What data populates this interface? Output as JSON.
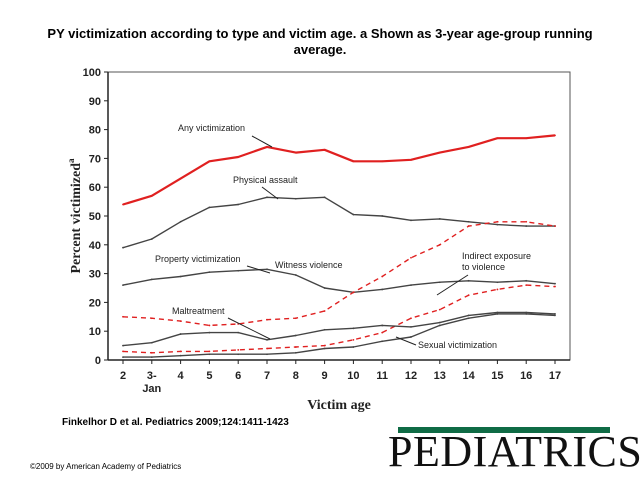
{
  "title": "PY victimization according to type and victim age. a Shown as 3-year age-group running average.",
  "citation": "Finkelhor D et al. Pediatrics 2009;124:1411-1423",
  "copyright": "©2009 by American Academy of Pediatrics",
  "logo_text": "PEDIATRICS",
  "colors": {
    "red": "#e02020",
    "dark": "#444444",
    "logo_bar": "#0f6b45"
  },
  "chart_data": {
    "type": "line",
    "xlabel": "Victim age",
    "ylabel": "Percent victimized",
    "ylabel_superscript": "a",
    "categories": [
      "2",
      "3-\nJan",
      "4",
      "5",
      "6",
      "7",
      "8",
      "9",
      "10",
      "11",
      "12",
      "13",
      "14",
      "15",
      "16",
      "17"
    ],
    "ylim": [
      0,
      100
    ],
    "yticks": [
      0,
      10,
      20,
      30,
      40,
      50,
      60,
      70,
      80,
      90,
      100
    ],
    "series": [
      {
        "name": "Any victimization",
        "style": "red-solid",
        "values": [
          54,
          57,
          63,
          69,
          70.5,
          74,
          72,
          73,
          69,
          69,
          69.5,
          72,
          74,
          77,
          77,
          78
        ]
      },
      {
        "name": "Physical assault",
        "style": "dark-solid",
        "values": [
          39,
          42,
          48,
          53,
          54,
          56.5,
          56,
          56.5,
          50.5,
          50,
          48.5,
          49,
          48,
          47,
          46.5,
          46.5
        ]
      },
      {
        "name": "Property victimization",
        "style": "dark-solid",
        "values": [
          26,
          28,
          29,
          30.5,
          31,
          31.5,
          29.5,
          25,
          23.5,
          24.5,
          26,
          27,
          27.5,
          27,
          27.5,
          26.5
        ]
      },
      {
        "name": "Witness violence",
        "style": "red-dashed",
        "values": [
          15,
          14.5,
          13.5,
          12,
          12.5,
          14,
          14.5,
          17,
          23.5,
          29,
          35.5,
          40,
          46.5,
          48,
          48,
          46.5
        ]
      },
      {
        "name": "Indirect exposure to violence",
        "style": "red-dashed",
        "values": [
          3,
          2.5,
          3,
          3,
          3.5,
          4,
          4.5,
          5,
          7,
          9.5,
          14.5,
          17.5,
          22.5,
          24.5,
          26,
          25.5
        ]
      },
      {
        "name": "Maltreatment",
        "style": "dark-solid",
        "values": [
          5,
          6,
          9,
          9.5,
          9.5,
          7,
          8.5,
          10.5,
          11,
          12,
          11.5,
          13,
          15.5,
          16.5,
          16.5,
          16
        ]
      },
      {
        "name": "Sexual victimization",
        "style": "dark-solid",
        "values": [
          1,
          1,
          1.5,
          2,
          2,
          2,
          2.5,
          4,
          4.5,
          6.5,
          8,
          12,
          14.5,
          16,
          16,
          15.5
        ]
      }
    ],
    "annotations": [
      {
        "text": "Any victimization",
        "series": 0
      },
      {
        "text": "Physical assault",
        "series": 1
      },
      {
        "text": "Property victimization",
        "series": 2
      },
      {
        "text": "Witness violence",
        "series": 3
      },
      {
        "text": "Indirect exposure\nto violence",
        "series": 4
      },
      {
        "text": "Maltreatment",
        "series": 5
      },
      {
        "text": "Sexual victimization",
        "series": 6
      }
    ]
  }
}
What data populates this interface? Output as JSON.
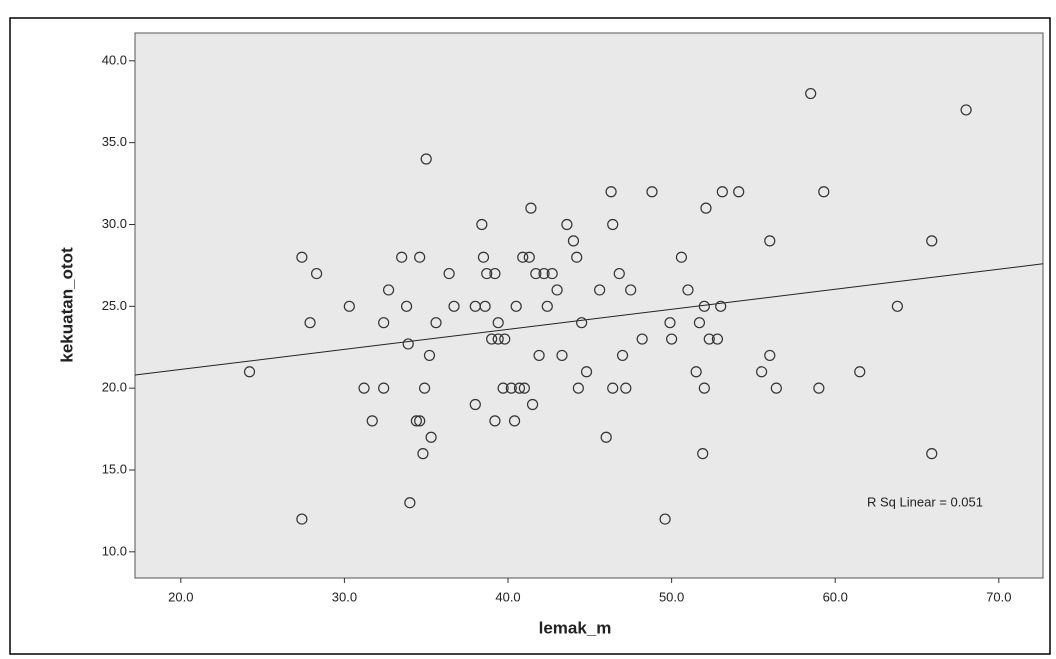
::::
Using the material above, report each line where "type" occurs.

FINISHED ANSWER:
  "title": "PY victimization according to type and victim age. a Shown as 3-year age-group running average.",
    "type": "line",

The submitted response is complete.